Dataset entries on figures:
________
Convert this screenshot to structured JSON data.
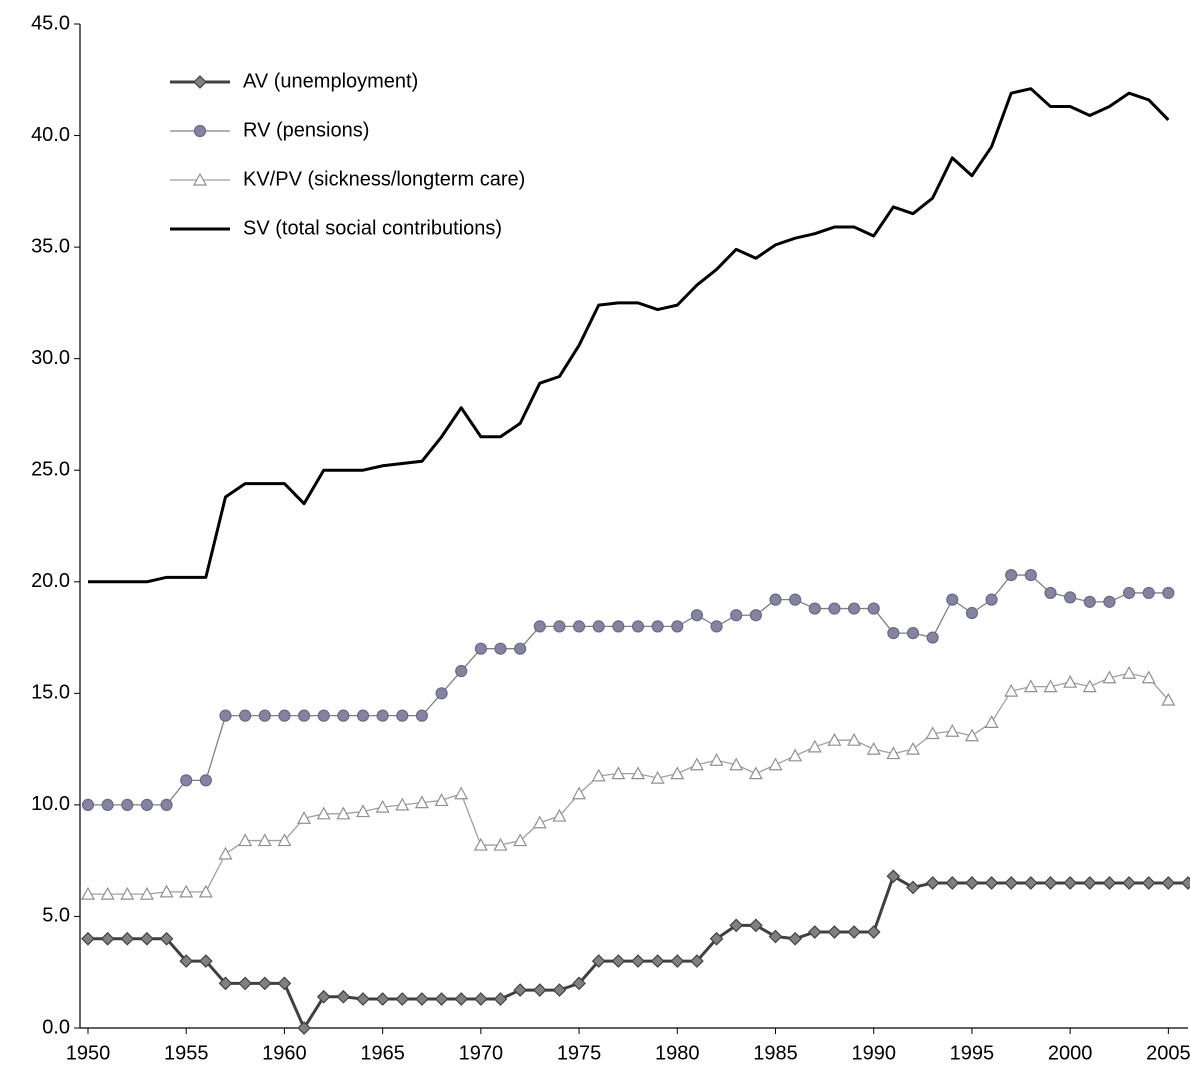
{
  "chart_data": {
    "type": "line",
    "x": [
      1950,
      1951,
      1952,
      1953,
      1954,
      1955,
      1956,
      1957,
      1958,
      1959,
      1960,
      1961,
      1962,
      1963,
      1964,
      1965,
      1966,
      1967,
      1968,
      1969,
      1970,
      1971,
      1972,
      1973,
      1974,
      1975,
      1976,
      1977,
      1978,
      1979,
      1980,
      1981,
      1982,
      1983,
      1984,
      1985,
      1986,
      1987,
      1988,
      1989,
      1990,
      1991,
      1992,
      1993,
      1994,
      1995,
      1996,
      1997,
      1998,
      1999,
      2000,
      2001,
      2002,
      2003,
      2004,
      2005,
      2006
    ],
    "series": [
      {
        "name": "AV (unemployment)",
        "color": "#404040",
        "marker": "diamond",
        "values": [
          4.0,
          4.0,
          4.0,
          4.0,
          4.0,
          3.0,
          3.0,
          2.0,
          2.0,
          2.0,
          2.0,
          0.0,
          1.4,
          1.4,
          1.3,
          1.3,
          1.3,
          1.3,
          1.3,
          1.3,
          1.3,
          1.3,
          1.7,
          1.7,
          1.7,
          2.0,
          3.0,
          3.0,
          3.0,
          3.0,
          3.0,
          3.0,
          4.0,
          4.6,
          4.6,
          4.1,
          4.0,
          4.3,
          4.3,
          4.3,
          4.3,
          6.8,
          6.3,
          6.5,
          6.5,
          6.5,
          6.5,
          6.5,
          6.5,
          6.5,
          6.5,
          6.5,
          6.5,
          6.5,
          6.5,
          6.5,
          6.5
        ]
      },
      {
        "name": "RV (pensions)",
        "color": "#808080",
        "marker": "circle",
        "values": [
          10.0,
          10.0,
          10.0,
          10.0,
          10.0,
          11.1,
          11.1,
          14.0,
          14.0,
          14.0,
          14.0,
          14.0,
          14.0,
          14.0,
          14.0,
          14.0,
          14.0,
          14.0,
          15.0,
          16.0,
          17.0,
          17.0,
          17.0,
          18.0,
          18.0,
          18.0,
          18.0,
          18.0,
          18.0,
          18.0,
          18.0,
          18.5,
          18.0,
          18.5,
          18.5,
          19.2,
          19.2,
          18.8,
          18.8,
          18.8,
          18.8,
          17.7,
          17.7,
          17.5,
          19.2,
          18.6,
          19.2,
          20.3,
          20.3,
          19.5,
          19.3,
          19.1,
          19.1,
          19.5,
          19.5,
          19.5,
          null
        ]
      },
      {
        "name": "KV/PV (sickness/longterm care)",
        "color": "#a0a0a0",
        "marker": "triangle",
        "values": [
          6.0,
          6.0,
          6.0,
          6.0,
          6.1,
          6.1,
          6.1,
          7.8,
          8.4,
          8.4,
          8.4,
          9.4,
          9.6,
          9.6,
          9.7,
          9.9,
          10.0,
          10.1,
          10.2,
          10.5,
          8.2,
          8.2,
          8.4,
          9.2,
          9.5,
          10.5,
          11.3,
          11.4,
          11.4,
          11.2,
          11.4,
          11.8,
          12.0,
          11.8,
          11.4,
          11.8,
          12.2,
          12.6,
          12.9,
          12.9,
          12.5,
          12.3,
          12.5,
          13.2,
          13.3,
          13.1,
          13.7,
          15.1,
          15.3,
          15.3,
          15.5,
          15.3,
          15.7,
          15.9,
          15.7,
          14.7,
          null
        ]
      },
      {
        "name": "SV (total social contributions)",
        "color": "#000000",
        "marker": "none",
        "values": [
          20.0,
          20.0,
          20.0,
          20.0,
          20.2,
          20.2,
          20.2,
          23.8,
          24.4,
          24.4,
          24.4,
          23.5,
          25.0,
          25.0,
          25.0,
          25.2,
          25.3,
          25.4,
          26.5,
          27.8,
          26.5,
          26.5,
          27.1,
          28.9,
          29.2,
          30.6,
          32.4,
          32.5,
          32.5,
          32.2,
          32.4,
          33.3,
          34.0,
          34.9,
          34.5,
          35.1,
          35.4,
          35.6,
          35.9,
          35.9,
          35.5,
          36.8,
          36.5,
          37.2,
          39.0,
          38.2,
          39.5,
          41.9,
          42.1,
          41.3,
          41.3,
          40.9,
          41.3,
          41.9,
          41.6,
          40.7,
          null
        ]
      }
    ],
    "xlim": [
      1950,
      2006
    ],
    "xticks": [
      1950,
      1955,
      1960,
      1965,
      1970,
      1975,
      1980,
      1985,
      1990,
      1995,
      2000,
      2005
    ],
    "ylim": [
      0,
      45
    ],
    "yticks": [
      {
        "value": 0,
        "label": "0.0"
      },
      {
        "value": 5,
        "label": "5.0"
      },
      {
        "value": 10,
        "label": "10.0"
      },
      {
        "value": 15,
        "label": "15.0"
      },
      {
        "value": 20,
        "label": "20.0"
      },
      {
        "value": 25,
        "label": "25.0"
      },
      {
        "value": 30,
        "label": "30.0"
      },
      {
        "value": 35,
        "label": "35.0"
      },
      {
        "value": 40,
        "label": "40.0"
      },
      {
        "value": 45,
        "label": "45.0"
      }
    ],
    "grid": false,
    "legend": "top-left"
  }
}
________
- _Objective_
Repeat the records above verbatim, with no pictures in the result.

- _Finished answer_
Convert this screenshot to structured JSON data.
{
  "chart_data": {
    "type": "line",
    "x": [
      1950,
      1951,
      1952,
      1953,
      1954,
      1955,
      1956,
      1957,
      1958,
      1959,
      1960,
      1961,
      1962,
      1963,
      1964,
      1965,
      1966,
      1967,
      1968,
      1969,
      1970,
      1971,
      1972,
      1973,
      1974,
      1975,
      1976,
      1977,
      1978,
      1979,
      1980,
      1981,
      1982,
      1983,
      1984,
      1985,
      1986,
      1987,
      1988,
      1989,
      1990,
      1991,
      1992,
      1993,
      1994,
      1995,
      1996,
      1997,
      1998,
      1999,
      2000,
      2001,
      2002,
      2003,
      2004,
      2005,
      2006
    ],
    "series": [
      {
        "name": "AV (unemployment)",
        "color": "#404040",
        "marker": "diamond",
        "values": [
          4.0,
          4.0,
          4.0,
          4.0,
          4.0,
          3.0,
          3.0,
          2.0,
          2.0,
          2.0,
          2.0,
          0.0,
          1.4,
          1.4,
          1.3,
          1.3,
          1.3,
          1.3,
          1.3,
          1.3,
          1.3,
          1.3,
          1.7,
          1.7,
          1.7,
          2.0,
          3.0,
          3.0,
          3.0,
          3.0,
          3.0,
          3.0,
          4.0,
          4.6,
          4.6,
          4.1,
          4.0,
          4.3,
          4.3,
          4.3,
          4.3,
          6.8,
          6.3,
          6.5,
          6.5,
          6.5,
          6.5,
          6.5,
          6.5,
          6.5,
          6.5,
          6.5,
          6.5,
          6.5,
          6.5,
          6.5,
          6.5
        ]
      },
      {
        "name": "RV (pensions)",
        "color": "#808080",
        "marker": "circle",
        "values": [
          10.0,
          10.0,
          10.0,
          10.0,
          10.0,
          11.1,
          11.1,
          14.0,
          14.0,
          14.0,
          14.0,
          14.0,
          14.0,
          14.0,
          14.0,
          14.0,
          14.0,
          14.0,
          15.0,
          16.0,
          17.0,
          17.0,
          17.0,
          18.0,
          18.0,
          18.0,
          18.0,
          18.0,
          18.0,
          18.0,
          18.0,
          18.5,
          18.0,
          18.5,
          18.5,
          19.2,
          19.2,
          18.8,
          18.8,
          18.8,
          18.8,
          17.7,
          17.7,
          17.5,
          19.2,
          18.6,
          19.2,
          20.3,
          20.3,
          19.5,
          19.3,
          19.1,
          19.1,
          19.5,
          19.5,
          19.5,
          null
        ]
      },
      {
        "name": "KV/PV (sickness/longterm care)",
        "color": "#a0a0a0",
        "marker": "triangle",
        "values": [
          6.0,
          6.0,
          6.0,
          6.0,
          6.1,
          6.1,
          6.1,
          7.8,
          8.4,
          8.4,
          8.4,
          9.4,
          9.6,
          9.6,
          9.7,
          9.9,
          10.0,
          10.1,
          10.2,
          10.5,
          8.2,
          8.2,
          8.4,
          9.2,
          9.5,
          10.5,
          11.3,
          11.4,
          11.4,
          11.2,
          11.4,
          11.8,
          12.0,
          11.8,
          11.4,
          11.8,
          12.2,
          12.6,
          12.9,
          12.9,
          12.5,
          12.3,
          12.5,
          13.2,
          13.3,
          13.1,
          13.7,
          15.1,
          15.3,
          15.3,
          15.5,
          15.3,
          15.7,
          15.9,
          15.7,
          14.7,
          null
        ]
      },
      {
        "name": "SV (total social contributions)",
        "color": "#000000",
        "marker": "none",
        "values": [
          20.0,
          20.0,
          20.0,
          20.0,
          20.2,
          20.2,
          20.2,
          23.8,
          24.4,
          24.4,
          24.4,
          23.5,
          25.0,
          25.0,
          25.0,
          25.2,
          25.3,
          25.4,
          26.5,
          27.8,
          26.5,
          26.5,
          27.1,
          28.9,
          29.2,
          30.6,
          32.4,
          32.5,
          32.5,
          32.2,
          32.4,
          33.3,
          34.0,
          34.9,
          34.5,
          35.1,
          35.4,
          35.6,
          35.9,
          35.9,
          35.5,
          36.8,
          36.5,
          37.2,
          39.0,
          38.2,
          39.5,
          41.9,
          42.1,
          41.3,
          41.3,
          40.9,
          41.3,
          41.9,
          41.6,
          40.7,
          null
        ]
      }
    ],
    "xlim": [
      1950,
      2006
    ],
    "xticks": [
      1950,
      1955,
      1960,
      1965,
      1970,
      1975,
      1980,
      1985,
      1990,
      1995,
      2000,
      2005
    ],
    "ylim": [
      0,
      45
    ],
    "yticks": [
      {
        "value": 0,
        "label": "0.0"
      },
      {
        "value": 5,
        "label": "5.0"
      },
      {
        "value": 10,
        "label": "10.0"
      },
      {
        "value": 15,
        "label": "15.0"
      },
      {
        "value": 20,
        "label": "20.0"
      },
      {
        "value": 25,
        "label": "25.0"
      },
      {
        "value": 30,
        "label": "30.0"
      },
      {
        "value": 35,
        "label": "35.0"
      },
      {
        "value": 40,
        "label": "40.0"
      },
      {
        "value": 45,
        "label": "45.0"
      }
    ],
    "grid": false,
    "legend": "top-left"
  }
}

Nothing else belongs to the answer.